*Stated exercise*: Could you repeat each of the entries below word for word, leaving out the pictures?

START

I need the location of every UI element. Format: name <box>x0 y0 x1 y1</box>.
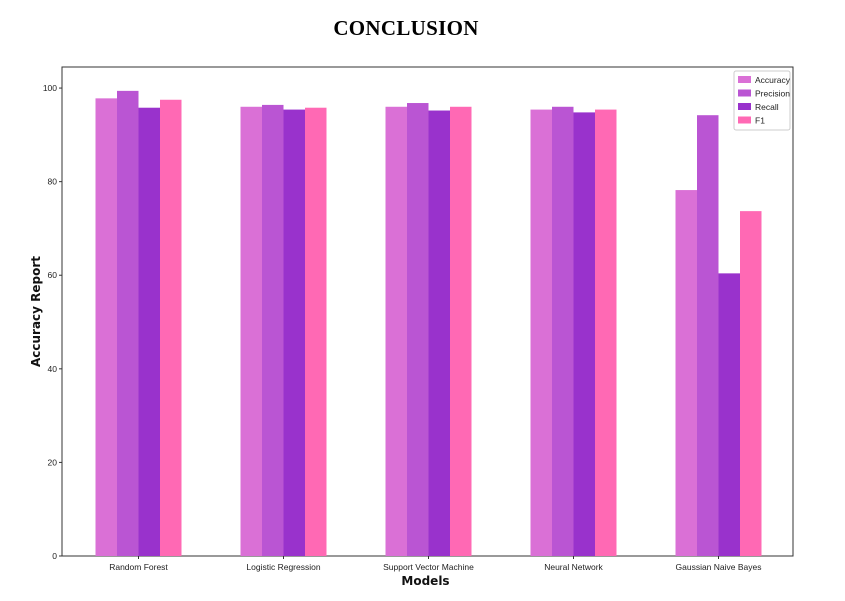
legend-swatch-f1 <box>738 116 751 124</box>
legend-label-f1: F1 <box>755 116 765 126</box>
legend-swatch-precision <box>738 89 751 97</box>
x-axis: Random Forest Logistic Regression Support … <box>109 556 762 572</box>
x-axis-title: Models <box>401 574 449 588</box>
y-tick-label: 0 <box>52 551 57 561</box>
y-tick-label: 100 <box>43 83 57 93</box>
y-tick-label: 40 <box>48 364 58 374</box>
bar-precision-gaussian-naive-bayes <box>697 115 719 556</box>
bar-precision-logistic-regression <box>262 104 284 556</box>
legend: Accuracy Precision Recall F1 <box>733 70 791 131</box>
legend-label-precision: Precision <box>755 89 790 99</box>
bar-accuracy-random-forest <box>95 98 117 557</box>
bar-accuracy-gaussian-naive-bayes <box>675 190 697 556</box>
legend-swatch-recall <box>738 103 751 110</box>
bar-f1-support-vector-machine <box>450 106 472 556</box>
bars-layer <box>95 90 762 557</box>
y-tick-label: 20 <box>48 457 58 467</box>
y-axis-title: Accuracy Report <box>29 256 43 367</box>
bar-recall-neural-network <box>573 112 595 556</box>
y-axis: 0 20 40 60 80 100 <box>43 83 62 561</box>
legend-box <box>733 70 791 131</box>
legend-label-accuracy: Accuracy <box>755 75 791 85</box>
bar-f1-neural-network <box>595 109 617 557</box>
legend-swatch-accuracy <box>738 76 751 83</box>
bar-accuracy-support-vector-machine <box>385 106 407 556</box>
bar-precision-random-forest <box>117 90 139 556</box>
bar-f1-logistic-regression <box>305 107 327 557</box>
legend-label-recall: Recall <box>755 102 779 112</box>
page-title: CONCLUSION <box>333 16 479 40</box>
x-tick-label: Support Vector Machine <box>383 562 474 572</box>
x-tick-label: Gaussian Naive Bayes <box>676 562 762 572</box>
x-tick-label: Random Forest <box>109 562 168 572</box>
x-tick-label: Neural Network <box>544 562 603 572</box>
y-tick-label: 60 <box>48 270 58 280</box>
bar-recall-random-forest <box>138 107 160 557</box>
bar-recall-logistic-regression <box>283 109 305 557</box>
bar-recall-support-vector-machine <box>428 110 450 556</box>
bar-f1-gaussian-naive-bayes <box>740 211 762 556</box>
bar-accuracy-logistic-regression <box>240 106 262 556</box>
bar-f1-random-forest <box>160 99 182 556</box>
bar-recall-gaussian-naive-bayes <box>718 273 740 556</box>
x-tick-label: Logistic Regression <box>246 562 320 572</box>
y-tick-label: 80 <box>48 177 58 187</box>
bar-precision-neural-network <box>552 106 574 556</box>
bar-precision-support-vector-machine <box>407 103 429 556</box>
bar-accuracy-neural-network <box>530 109 552 557</box>
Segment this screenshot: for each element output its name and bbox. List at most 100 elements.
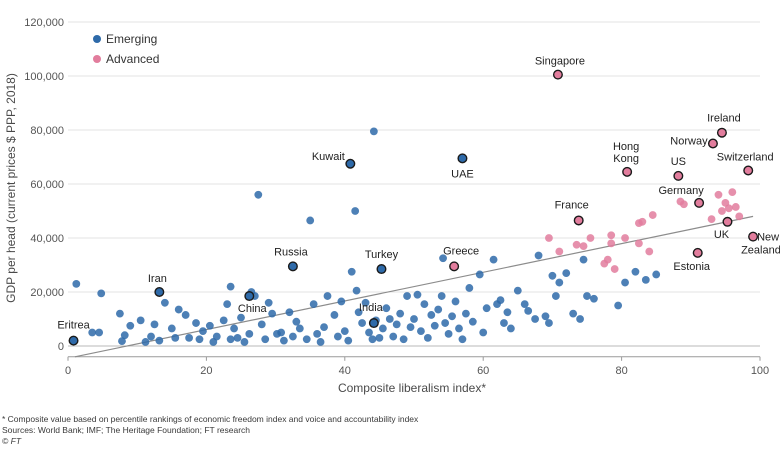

END

*Solution to this exercise*:
I need the location of every UI element. Format: name <box>x0 y0 x1 y1</box>.
legend-swatch-f1 <box>738 116 751 124</box>
legend-label-f1: F1 <box>755 116 765 126</box>
legend-swatch-precision <box>738 89 751 97</box>
x-axis: Random Forest Logistic Regression Support … <box>109 556 762 572</box>
x-axis-title: Models <box>401 574 449 588</box>
y-tick-label: 0 <box>52 551 57 561</box>
y-tick-label: 100 <box>43 83 57 93</box>
y-tick-label: 40 <box>48 364 58 374</box>
bar-precision-gaussian-naive-bayes <box>697 115 719 556</box>
bar-precision-logistic-regression <box>262 104 284 556</box>
legend: Accuracy Precision Recall F1 <box>733 70 791 131</box>
legend-label-precision: Precision <box>755 89 790 99</box>
bar-accuracy-random-forest <box>95 98 117 557</box>
bar-accuracy-gaussian-naive-bayes <box>675 190 697 556</box>
legend-swatch-recall <box>738 103 751 110</box>
bar-f1-support-vector-machine <box>450 106 472 556</box>
bars-layer <box>95 90 762 557</box>
y-tick-label: 20 <box>48 457 58 467</box>
y-axis-title: Accuracy Report <box>29 256 43 367</box>
bar-recall-neural-network <box>573 112 595 556</box>
y-axis: 0 20 40 60 80 100 <box>43 83 62 561</box>
legend-box <box>733 70 791 131</box>
legend-label-accuracy: Accuracy <box>755 75 791 85</box>
bar-f1-neural-network <box>595 109 617 557</box>
legend-swatch-accuracy <box>738 76 751 83</box>
bar-accuracy-support-vector-machine <box>385 106 407 556</box>
bar-precision-random-forest <box>117 90 139 556</box>
bar-f1-logistic-regression <box>305 107 327 557</box>
legend-label-recall: Recall <box>755 102 779 112</box>
page-title: CONCLUSION <box>333 16 479 40</box>
x-tick-label: Support Vector Machine <box>383 562 474 572</box>
x-tick-label: Gaussian Naive Bayes <box>676 562 762 572</box>
x-tick-label: Random Forest <box>109 562 168 572</box>
x-tick-label: Neural Network <box>544 562 603 572</box>
y-tick-label: 60 <box>48 270 58 280</box>
bar-recall-random-forest <box>138 107 160 557</box>
bar-recall-logistic-regression <box>283 109 305 557</box>
bar-recall-support-vector-machine <box>428 110 450 556</box>
bar-f1-gaussian-naive-bayes <box>740 211 762 556</box>
bar-accuracy-logistic-regression <box>240 106 262 556</box>
bar-f1-random-forest <box>160 99 182 556</box>
bar-recall-gaussian-naive-bayes <box>718 273 740 556</box>
x-tick-label: Logistic Regression <box>246 562 320 572</box>
y-tick-label: 80 <box>48 177 58 187</box>
bar-precision-neural-network <box>552 106 574 556</box>
bar-precision-support-vector-machine <box>407 103 429 556</box>
bar-accuracy-neural-network <box>530 109 552 557</box>
Segment this screenshot: for each element output its name and bbox. List at most 100 elements.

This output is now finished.